- **What is being asked**: Give only one thing: the number of lines that include the word "百度搜索".

- **Data section**:
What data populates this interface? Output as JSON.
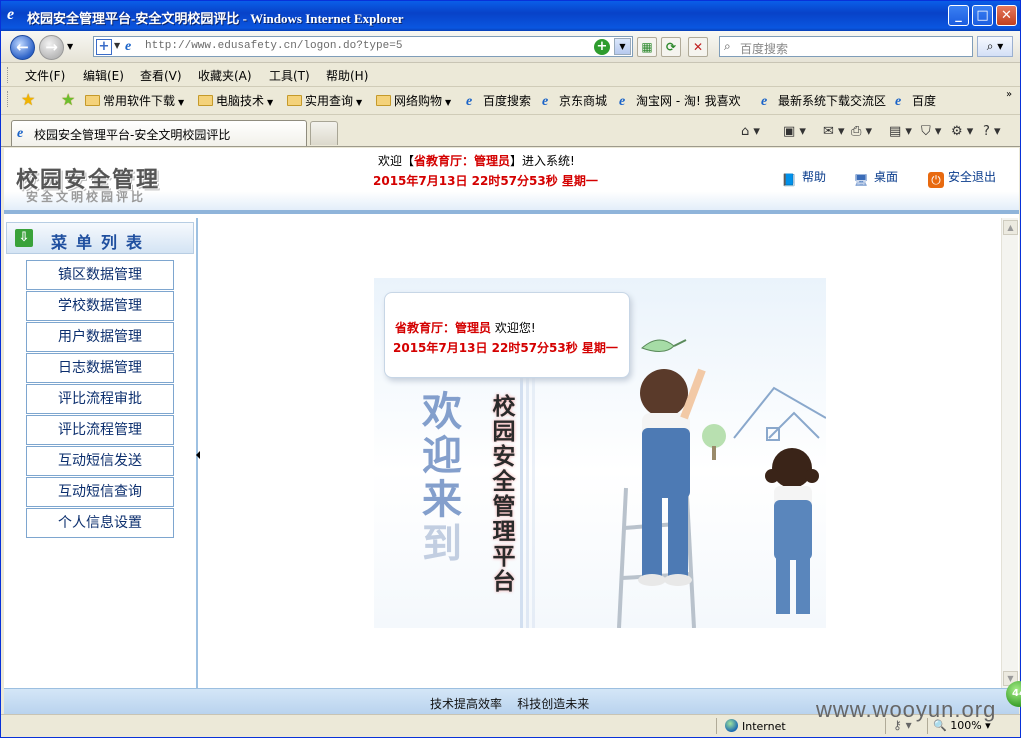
{
  "window": {
    "title": "校园安全管理平台-安全文明校园评比 - Windows Internet Explorer"
  },
  "navbar": {
    "url": "http://www.edusafety.cn/logon.do?type=5",
    "search_placeholder": "百度搜索"
  },
  "menu": [
    "文件(F)",
    "编辑(E)",
    "查看(V)",
    "收藏夹(A)",
    "工具(T)",
    "帮助(H)"
  ],
  "favorites": [
    {
      "label": "常用软件下载",
      "kind": "folder",
      "arrow": true
    },
    {
      "label": "电脑技术",
      "kind": "folder",
      "arrow": true
    },
    {
      "label": "实用查询",
      "kind": "folder",
      "arrow": true
    },
    {
      "label": "网络购物",
      "kind": "folder",
      "arrow": true
    },
    {
      "label": "百度搜索",
      "kind": "page",
      "arrow": false
    },
    {
      "label": "京东商城",
      "kind": "page",
      "arrow": false
    },
    {
      "label": "淘宝网 - 淘! 我喜欢",
      "kind": "page",
      "arrow": false
    },
    {
      "label": "最新系统下载交流区",
      "kind": "page",
      "arrow": false
    },
    {
      "label": "百度",
      "kind": "page",
      "arrow": false
    }
  ],
  "tab": {
    "title": "校园安全管理平台-安全文明校园评比"
  },
  "page": {
    "logo_main": "校园安全管理",
    "logo_sub": "安全文明校园评比",
    "welcome_prefix": "欢迎【",
    "welcome_user": "省教育厅：管理员",
    "welcome_suffix": "】进入系统!",
    "datetime": "2015年7月13日  22时57分53秒  星期一",
    "links": {
      "help": "帮助",
      "desktop": "桌面",
      "logout": "安全退出"
    }
  },
  "sidebar": {
    "heading": "菜单列表",
    "items": [
      "镇区数据管理",
      "学校数据管理",
      "用户数据管理",
      "日志数据管理",
      "评比流程审批",
      "评比流程管理",
      "互动短信发送",
      "互动短信查询",
      "个人信息设置"
    ]
  },
  "banner": {
    "user": "省教育厅：管理员",
    "greeting": " 欢迎您!",
    "datetime": "2015年7月13日  22时57分53秒  星期一",
    "big_text": [
      "欢",
      "迎",
      "来",
      "到"
    ],
    "vertical_text": [
      "校",
      "园",
      "安",
      "全",
      "管",
      "理",
      "平",
      "台"
    ]
  },
  "footer": {
    "text": "技术提高效率    科技创造未来"
  },
  "status": {
    "zone": "Internet",
    "zoom": "100%"
  },
  "watermark": "www.wooyun.org",
  "badge": "44",
  "colors": {
    "titlebar": "#0a5ee8",
    "accent_red": "#d40000",
    "footer": "#b9d3ee"
  }
}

- **Correct response**: 2